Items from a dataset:

● ● ● ●

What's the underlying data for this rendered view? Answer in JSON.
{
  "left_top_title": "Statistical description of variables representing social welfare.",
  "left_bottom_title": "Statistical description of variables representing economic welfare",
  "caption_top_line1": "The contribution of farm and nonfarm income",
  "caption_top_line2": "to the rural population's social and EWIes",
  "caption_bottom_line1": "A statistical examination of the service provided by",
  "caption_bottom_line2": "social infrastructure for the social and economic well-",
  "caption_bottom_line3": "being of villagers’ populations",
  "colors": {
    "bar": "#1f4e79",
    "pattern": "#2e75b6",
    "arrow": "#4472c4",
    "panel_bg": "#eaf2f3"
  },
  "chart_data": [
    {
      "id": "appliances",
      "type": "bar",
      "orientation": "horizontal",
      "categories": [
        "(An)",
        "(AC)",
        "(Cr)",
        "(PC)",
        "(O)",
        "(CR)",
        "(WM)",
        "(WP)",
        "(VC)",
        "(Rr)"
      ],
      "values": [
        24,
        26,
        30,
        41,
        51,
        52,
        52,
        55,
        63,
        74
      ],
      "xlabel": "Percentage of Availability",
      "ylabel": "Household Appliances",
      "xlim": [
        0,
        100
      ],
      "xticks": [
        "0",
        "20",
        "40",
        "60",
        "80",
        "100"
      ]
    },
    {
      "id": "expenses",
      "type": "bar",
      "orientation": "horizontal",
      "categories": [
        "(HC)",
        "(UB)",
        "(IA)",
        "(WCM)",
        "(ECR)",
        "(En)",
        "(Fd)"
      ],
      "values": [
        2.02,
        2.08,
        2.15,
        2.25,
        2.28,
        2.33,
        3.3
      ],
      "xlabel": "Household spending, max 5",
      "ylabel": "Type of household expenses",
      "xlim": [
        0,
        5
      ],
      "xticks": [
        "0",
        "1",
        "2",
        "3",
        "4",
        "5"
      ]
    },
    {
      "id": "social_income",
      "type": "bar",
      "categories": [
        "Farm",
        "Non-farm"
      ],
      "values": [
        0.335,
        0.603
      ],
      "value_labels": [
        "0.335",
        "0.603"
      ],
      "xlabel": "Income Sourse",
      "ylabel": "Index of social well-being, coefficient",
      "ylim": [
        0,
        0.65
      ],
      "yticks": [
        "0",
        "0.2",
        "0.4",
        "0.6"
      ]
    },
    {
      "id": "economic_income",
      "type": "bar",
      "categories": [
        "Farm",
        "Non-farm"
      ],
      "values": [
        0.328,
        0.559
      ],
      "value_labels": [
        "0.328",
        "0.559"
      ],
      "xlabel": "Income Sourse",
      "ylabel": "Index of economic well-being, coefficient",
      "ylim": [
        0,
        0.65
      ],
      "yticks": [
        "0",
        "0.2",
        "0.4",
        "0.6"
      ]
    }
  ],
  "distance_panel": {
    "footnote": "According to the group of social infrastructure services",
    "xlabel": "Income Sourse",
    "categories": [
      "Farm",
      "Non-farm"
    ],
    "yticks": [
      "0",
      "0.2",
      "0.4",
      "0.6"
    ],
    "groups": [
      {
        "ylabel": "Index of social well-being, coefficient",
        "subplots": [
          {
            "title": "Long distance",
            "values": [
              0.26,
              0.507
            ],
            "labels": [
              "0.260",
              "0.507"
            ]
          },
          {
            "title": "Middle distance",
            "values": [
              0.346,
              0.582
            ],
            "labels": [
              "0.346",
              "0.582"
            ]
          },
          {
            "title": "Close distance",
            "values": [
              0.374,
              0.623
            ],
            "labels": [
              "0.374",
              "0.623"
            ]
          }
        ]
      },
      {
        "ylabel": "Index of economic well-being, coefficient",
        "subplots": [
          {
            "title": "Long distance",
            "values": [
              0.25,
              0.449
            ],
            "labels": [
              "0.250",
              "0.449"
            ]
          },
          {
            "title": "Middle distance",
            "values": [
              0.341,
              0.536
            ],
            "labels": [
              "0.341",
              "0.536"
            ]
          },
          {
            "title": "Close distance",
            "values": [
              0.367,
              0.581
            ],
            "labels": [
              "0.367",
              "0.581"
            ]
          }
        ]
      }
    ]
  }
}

● ● ● ●

Task prompt: Restate the data above word for word.

Solution for this problem:
What's the underlying data for this rendered view? Answer in JSON.
{
  "left_top_title": "Statistical description of variables representing social welfare.",
  "left_bottom_title": "Statistical description of variables representing economic welfare",
  "caption_top_line1": "The contribution of farm and nonfarm income",
  "caption_top_line2": "to the rural population's social and EWIes",
  "caption_bottom_line1": "A statistical examination of the service provided by",
  "caption_bottom_line2": "social infrastructure for the social and economic well-",
  "caption_bottom_line3": "being of villagers’ populations",
  "colors": {
    "bar": "#1f4e79",
    "pattern": "#2e75b6",
    "arrow": "#4472c4",
    "panel_bg": "#eaf2f3"
  },
  "chart_data": [
    {
      "id": "appliances",
      "type": "bar",
      "orientation": "horizontal",
      "categories": [
        "(An)",
        "(AC)",
        "(Cr)",
        "(PC)",
        "(O)",
        "(CR)",
        "(WM)",
        "(WP)",
        "(VC)",
        "(Rr)"
      ],
      "values": [
        24,
        26,
        30,
        41,
        51,
        52,
        52,
        55,
        63,
        74
      ],
      "xlabel": "Percentage of Availability",
      "ylabel": "Household Appliances",
      "xlim": [
        0,
        100
      ],
      "xticks": [
        "0",
        "20",
        "40",
        "60",
        "80",
        "100"
      ]
    },
    {
      "id": "expenses",
      "type": "bar",
      "orientation": "horizontal",
      "categories": [
        "(HC)",
        "(UB)",
        "(IA)",
        "(WCM)",
        "(ECR)",
        "(En)",
        "(Fd)"
      ],
      "values": [
        2.02,
        2.08,
        2.15,
        2.25,
        2.28,
        2.33,
        3.3
      ],
      "xlabel": "Household spending, max 5",
      "ylabel": "Type of household expenses",
      "xlim": [
        0,
        5
      ],
      "xticks": [
        "0",
        "1",
        "2",
        "3",
        "4",
        "5"
      ]
    },
    {
      "id": "social_income",
      "type": "bar",
      "categories": [
        "Farm",
        "Non-farm"
      ],
      "values": [
        0.335,
        0.603
      ],
      "value_labels": [
        "0.335",
        "0.603"
      ],
      "xlabel": "Income Sourse",
      "ylabel": "Index of social well-being, coefficient",
      "ylim": [
        0,
        0.65
      ],
      "yticks": [
        "0",
        "0.2",
        "0.4",
        "0.6"
      ]
    },
    {
      "id": "economic_income",
      "type": "bar",
      "categories": [
        "Farm",
        "Non-farm"
      ],
      "values": [
        0.328,
        0.559
      ],
      "value_labels": [
        "0.328",
        "0.559"
      ],
      "xlabel": "Income Sourse",
      "ylabel": "Index of economic well-being, coefficient",
      "ylim": [
        0,
        0.65
      ],
      "yticks": [
        "0",
        "0.2",
        "0.4",
        "0.6"
      ]
    }
  ],
  "distance_panel": {
    "footnote": "According to the group of social infrastructure services",
    "xlabel": "Income Sourse",
    "categories": [
      "Farm",
      "Non-farm"
    ],
    "yticks": [
      "0",
      "0.2",
      "0.4",
      "0.6"
    ],
    "groups": [
      {
        "ylabel": "Index of social well-being, coefficient",
        "subplots": [
          {
            "title": "Long distance",
            "values": [
              0.26,
              0.507
            ],
            "labels": [
              "0.260",
              "0.507"
            ]
          },
          {
            "title": "Middle distance",
            "values": [
              0.346,
              0.582
            ],
            "labels": [
              "0.346",
              "0.582"
            ]
          },
          {
            "title": "Close distance",
            "values": [
              0.374,
              0.623
            ],
            "labels": [
              "0.374",
              "0.623"
            ]
          }
        ]
      },
      {
        "ylabel": "Index of economic well-being, coefficient",
        "subplots": [
          {
            "title": "Long distance",
            "values": [
              0.25,
              0.449
            ],
            "labels": [
              "0.250",
              "0.449"
            ]
          },
          {
            "title": "Middle distance",
            "values": [
              0.341,
              0.536
            ],
            "labels": [
              "0.341",
              "0.536"
            ]
          },
          {
            "title": "Close distance",
            "values": [
              0.367,
              0.581
            ],
            "labels": [
              "0.367",
              "0.581"
            ]
          }
        ]
      }
    ]
  }
}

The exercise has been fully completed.